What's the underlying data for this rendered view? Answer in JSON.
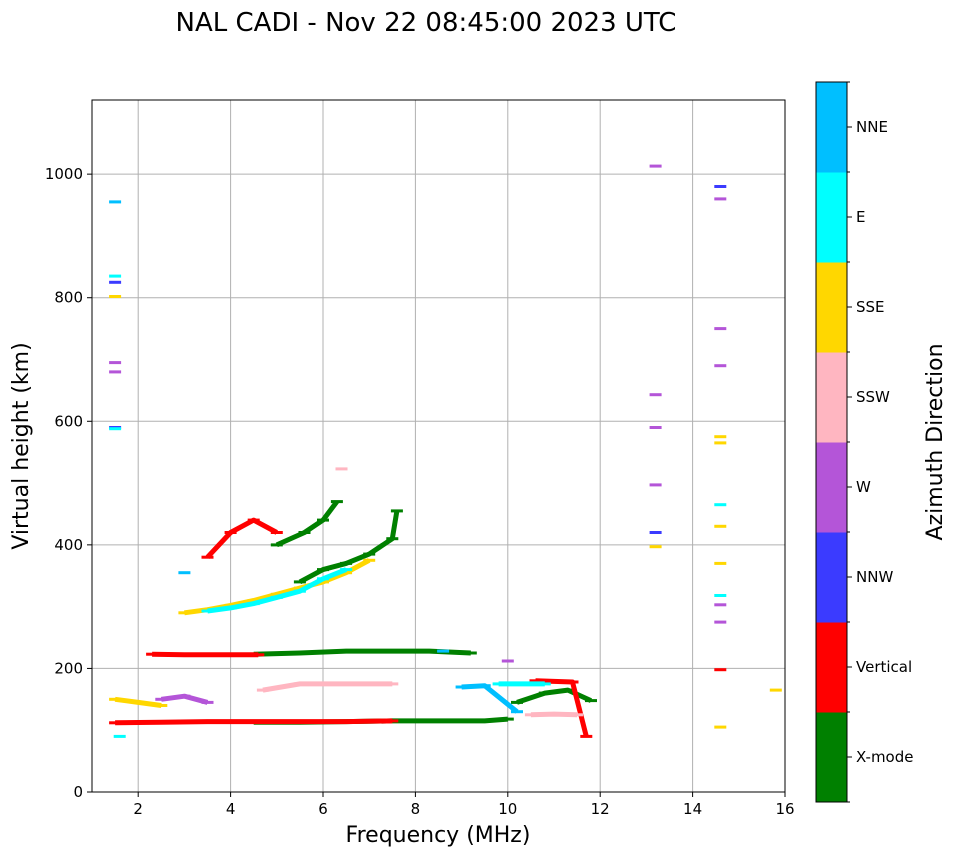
{
  "chart_data": {
    "type": "scatter",
    "title": "NAL CADI - Nov 22 08:45:00 2023 UTC",
    "xlabel": "Frequency (MHz)",
    "ylabel": "Virtual height (km)",
    "xlim": [
      1,
      16
    ],
    "ylim": [
      0,
      1120
    ],
    "xticks": [
      2,
      4,
      6,
      8,
      10,
      12,
      14,
      16
    ],
    "yticks": [
      0,
      200,
      400,
      600,
      800,
      1000
    ],
    "grid": true,
    "colorbar": {
      "label": "Azimuth Direction",
      "categories": [
        {
          "name": "X-mode",
          "color": "#008000"
        },
        {
          "name": "Vertical",
          "color": "#ff0000"
        },
        {
          "name": "NNW",
          "color": "#3b3bff"
        },
        {
          "name": "W",
          "color": "#b455d8"
        },
        {
          "name": "SSW",
          "color": "#ffb6c1"
        },
        {
          "name": "SSE",
          "color": "#ffd700"
        },
        {
          "name": "E",
          "color": "#00ffff"
        },
        {
          "name": "NNE",
          "color": "#00bfff"
        }
      ]
    },
    "series": [
      {
        "name": "X-mode",
        "segments": [
          [
            [
              4.5,
              223
            ],
            [
              5.5,
              225
            ],
            [
              6.5,
              228
            ],
            [
              7.5,
              228
            ],
            [
              8.3,
              228
            ],
            [
              9.2,
              225
            ]
          ],
          [
            [
              4.5,
              113
            ],
            [
              5.5,
              113
            ],
            [
              6.5,
              114
            ],
            [
              7.5,
              115
            ],
            [
              8.5,
              115
            ],
            [
              9.5,
              115
            ],
            [
              10,
              118
            ]
          ],
          [
            [
              10.2,
              145
            ],
            [
              10.8,
              160
            ],
            [
              11.3,
              165
            ],
            [
              11.8,
              148
            ]
          ],
          [
            [
              5.5,
              340
            ],
            [
              6.0,
              360
            ],
            [
              6.5,
              370
            ],
            [
              7.0,
              385
            ],
            [
              7.5,
              410
            ],
            [
              7.6,
              455
            ]
          ],
          [
            [
              5.0,
              400
            ],
            [
              5.6,
              420
            ],
            [
              6.0,
              440
            ],
            [
              6.3,
              470
            ]
          ]
        ]
      },
      {
        "name": "Vertical",
        "segments": [
          [
            [
              1.5,
              112
            ],
            [
              2.5,
              113
            ],
            [
              3.5,
              114
            ],
            [
              4.5,
              114
            ],
            [
              5.5,
              114
            ],
            [
              6.5,
              114
            ],
            [
              7.5,
              115
            ]
          ],
          [
            [
              2.3,
              223
            ],
            [
              3.0,
              222
            ],
            [
              3.8,
              222
            ],
            [
              4.6,
              222
            ]
          ],
          [
            [
              3.5,
              380
            ],
            [
              4.0,
              420
            ],
            [
              4.5,
              440
            ],
            [
              5.0,
              420
            ]
          ],
          [
            [
              10.6,
              180
            ],
            [
              11.4,
              178
            ],
            [
              11.7,
              90
            ]
          ],
          [
            [
              14.6,
              198
            ]
          ]
        ]
      },
      {
        "name": "NNW",
        "segments": [
          [
            [
              1.5,
              590
            ]
          ],
          [
            [
              1.5,
              825
            ]
          ],
          [
            [
              13.2,
              420
            ]
          ],
          [
            [
              14.6,
              980
            ]
          ],
          [
            [
              9.2,
              170
            ]
          ]
        ]
      },
      {
        "name": "W",
        "segments": [
          [
            [
              1.5,
              680
            ]
          ],
          [
            [
              1.5,
              695
            ]
          ],
          [
            [
              13.2,
              1013
            ]
          ],
          [
            [
              13.2,
              643
            ]
          ],
          [
            [
              13.2,
              590
            ]
          ],
          [
            [
              13.2,
              497
            ]
          ],
          [
            [
              14.6,
              960
            ]
          ],
          [
            [
              14.6,
              750
            ]
          ],
          [
            [
              14.6,
              690
            ]
          ],
          [
            [
              14.6,
              303
            ]
          ],
          [
            [
              14.6,
              275
            ]
          ],
          [
            [
              10.0,
              212
            ]
          ],
          [
            [
              2.5,
              150
            ],
            [
              3.0,
              155
            ],
            [
              3.5,
              145
            ]
          ]
        ]
      },
      {
        "name": "SSW",
        "segments": [
          [
            [
              10.5,
              125
            ],
            [
              11.0,
              126
            ],
            [
              11.5,
              125
            ]
          ],
          [
            [
              6.4,
              523
            ]
          ],
          [
            [
              4.7,
              165
            ],
            [
              5.5,
              175
            ],
            [
              7.5,
              175
            ]
          ]
        ]
      },
      {
        "name": "SSE",
        "segments": [
          [
            [
              1.5,
              802
            ]
          ],
          [
            [
              13.2,
              397
            ]
          ],
          [
            [
              14.6,
              575
            ]
          ],
          [
            [
              14.6,
              565
            ]
          ],
          [
            [
              14.6,
              430
            ]
          ],
          [
            [
              14.6,
              370
            ]
          ],
          [
            [
              14.6,
              105
            ]
          ],
          [
            [
              15.8,
              165
            ]
          ],
          [
            [
              3.0,
              290
            ],
            [
              3.5,
              295
            ],
            [
              4.0,
              302
            ],
            [
              4.5,
              310
            ],
            [
              5.0,
              320
            ],
            [
              5.5,
              330
            ],
            [
              6.0,
              340
            ],
            [
              6.5,
              355
            ],
            [
              7.0,
              375
            ]
          ],
          [
            [
              1.5,
              150
            ],
            [
              2.0,
              145
            ],
            [
              2.5,
              140
            ]
          ]
        ]
      },
      {
        "name": "E",
        "segments": [
          [
            [
              1.5,
              835
            ]
          ],
          [
            [
              1.5,
              588
            ]
          ],
          [
            [
              14.6,
              465
            ]
          ],
          [
            [
              14.6,
              318
            ]
          ],
          [
            [
              3.5,
              293
            ],
            [
              4.0,
              298
            ],
            [
              4.5,
              305
            ],
            [
              5.0,
              315
            ],
            [
              5.5,
              325
            ],
            [
              6.0,
              345
            ],
            [
              6.5,
              360
            ]
          ],
          [
            [
              1.6,
              90
            ]
          ],
          [
            [
              9.8,
              175
            ],
            [
              10.8,
              175
            ]
          ]
        ]
      },
      {
        "name": "NNE",
        "segments": [
          [
            [
              1.5,
              955
            ]
          ],
          [
            [
              3.0,
              355
            ]
          ],
          [
            [
              8.6,
              228
            ]
          ],
          [
            [
              9.0,
              170
            ],
            [
              9.5,
              172
            ],
            [
              10.2,
              130
            ]
          ]
        ]
      }
    ]
  }
}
== == ==
## Task details:
Reproduce every entry word for word, but skip any pictures.

## Answer to the problem:
What's the underlying data for this rendered view? Answer in JSON.
{
  "chart_data": {
    "type": "scatter",
    "title": "NAL CADI - Nov 22 08:45:00 2023 UTC",
    "xlabel": "Frequency (MHz)",
    "ylabel": "Virtual height (km)",
    "xlim": [
      1,
      16
    ],
    "ylim": [
      0,
      1120
    ],
    "xticks": [
      2,
      4,
      6,
      8,
      10,
      12,
      14,
      16
    ],
    "yticks": [
      0,
      200,
      400,
      600,
      800,
      1000
    ],
    "grid": true,
    "colorbar": {
      "label": "Azimuth Direction",
      "categories": [
        {
          "name": "X-mode",
          "color": "#008000"
        },
        {
          "name": "Vertical",
          "color": "#ff0000"
        },
        {
          "name": "NNW",
          "color": "#3b3bff"
        },
        {
          "name": "W",
          "color": "#b455d8"
        },
        {
          "name": "SSW",
          "color": "#ffb6c1"
        },
        {
          "name": "SSE",
          "color": "#ffd700"
        },
        {
          "name": "E",
          "color": "#00ffff"
        },
        {
          "name": "NNE",
          "color": "#00bfff"
        }
      ]
    },
    "series": [
      {
        "name": "X-mode",
        "segments": [
          [
            [
              4.5,
              223
            ],
            [
              5.5,
              225
            ],
            [
              6.5,
              228
            ],
            [
              7.5,
              228
            ],
            [
              8.3,
              228
            ],
            [
              9.2,
              225
            ]
          ],
          [
            [
              4.5,
              113
            ],
            [
              5.5,
              113
            ],
            [
              6.5,
              114
            ],
            [
              7.5,
              115
            ],
            [
              8.5,
              115
            ],
            [
              9.5,
              115
            ],
            [
              10,
              118
            ]
          ],
          [
            [
              10.2,
              145
            ],
            [
              10.8,
              160
            ],
            [
              11.3,
              165
            ],
            [
              11.8,
              148
            ]
          ],
          [
            [
              5.5,
              340
            ],
            [
              6.0,
              360
            ],
            [
              6.5,
              370
            ],
            [
              7.0,
              385
            ],
            [
              7.5,
              410
            ],
            [
              7.6,
              455
            ]
          ],
          [
            [
              5.0,
              400
            ],
            [
              5.6,
              420
            ],
            [
              6.0,
              440
            ],
            [
              6.3,
              470
            ]
          ]
        ]
      },
      {
        "name": "Vertical",
        "segments": [
          [
            [
              1.5,
              112
            ],
            [
              2.5,
              113
            ],
            [
              3.5,
              114
            ],
            [
              4.5,
              114
            ],
            [
              5.5,
              114
            ],
            [
              6.5,
              114
            ],
            [
              7.5,
              115
            ]
          ],
          [
            [
              2.3,
              223
            ],
            [
              3.0,
              222
            ],
            [
              3.8,
              222
            ],
            [
              4.6,
              222
            ]
          ],
          [
            [
              3.5,
              380
            ],
            [
              4.0,
              420
            ],
            [
              4.5,
              440
            ],
            [
              5.0,
              420
            ]
          ],
          [
            [
              10.6,
              180
            ],
            [
              11.4,
              178
            ],
            [
              11.7,
              90
            ]
          ],
          [
            [
              14.6,
              198
            ]
          ]
        ]
      },
      {
        "name": "NNW",
        "segments": [
          [
            [
              1.5,
              590
            ]
          ],
          [
            [
              1.5,
              825
            ]
          ],
          [
            [
              13.2,
              420
            ]
          ],
          [
            [
              14.6,
              980
            ]
          ],
          [
            [
              9.2,
              170
            ]
          ]
        ]
      },
      {
        "name": "W",
        "segments": [
          [
            [
              1.5,
              680
            ]
          ],
          [
            [
              1.5,
              695
            ]
          ],
          [
            [
              13.2,
              1013
            ]
          ],
          [
            [
              13.2,
              643
            ]
          ],
          [
            [
              13.2,
              590
            ]
          ],
          [
            [
              13.2,
              497
            ]
          ],
          [
            [
              14.6,
              960
            ]
          ],
          [
            [
              14.6,
              750
            ]
          ],
          [
            [
              14.6,
              690
            ]
          ],
          [
            [
              14.6,
              303
            ]
          ],
          [
            [
              14.6,
              275
            ]
          ],
          [
            [
              10.0,
              212
            ]
          ],
          [
            [
              2.5,
              150
            ],
            [
              3.0,
              155
            ],
            [
              3.5,
              145
            ]
          ]
        ]
      },
      {
        "name": "SSW",
        "segments": [
          [
            [
              10.5,
              125
            ],
            [
              11.0,
              126
            ],
            [
              11.5,
              125
            ]
          ],
          [
            [
              6.4,
              523
            ]
          ],
          [
            [
              4.7,
              165
            ],
            [
              5.5,
              175
            ],
            [
              7.5,
              175
            ]
          ]
        ]
      },
      {
        "name": "SSE",
        "segments": [
          [
            [
              1.5,
              802
            ]
          ],
          [
            [
              13.2,
              397
            ]
          ],
          [
            [
              14.6,
              575
            ]
          ],
          [
            [
              14.6,
              565
            ]
          ],
          [
            [
              14.6,
              430
            ]
          ],
          [
            [
              14.6,
              370
            ]
          ],
          [
            [
              14.6,
              105
            ]
          ],
          [
            [
              15.8,
              165
            ]
          ],
          [
            [
              3.0,
              290
            ],
            [
              3.5,
              295
            ],
            [
              4.0,
              302
            ],
            [
              4.5,
              310
            ],
            [
              5.0,
              320
            ],
            [
              5.5,
              330
            ],
            [
              6.0,
              340
            ],
            [
              6.5,
              355
            ],
            [
              7.0,
              375
            ]
          ],
          [
            [
              1.5,
              150
            ],
            [
              2.0,
              145
            ],
            [
              2.5,
              140
            ]
          ]
        ]
      },
      {
        "name": "E",
        "segments": [
          [
            [
              1.5,
              835
            ]
          ],
          [
            [
              1.5,
              588
            ]
          ],
          [
            [
              14.6,
              465
            ]
          ],
          [
            [
              14.6,
              318
            ]
          ],
          [
            [
              3.5,
              293
            ],
            [
              4.0,
              298
            ],
            [
              4.5,
              305
            ],
            [
              5.0,
              315
            ],
            [
              5.5,
              325
            ],
            [
              6.0,
              345
            ],
            [
              6.5,
              360
            ]
          ],
          [
            [
              1.6,
              90
            ]
          ],
          [
            [
              9.8,
              175
            ],
            [
              10.8,
              175
            ]
          ]
        ]
      },
      {
        "name": "NNE",
        "segments": [
          [
            [
              1.5,
              955
            ]
          ],
          [
            [
              3.0,
              355
            ]
          ],
          [
            [
              8.6,
              228
            ]
          ],
          [
            [
              9.0,
              170
            ],
            [
              9.5,
              172
            ],
            [
              10.2,
              130
            ]
          ]
        ]
      }
    ]
  }
}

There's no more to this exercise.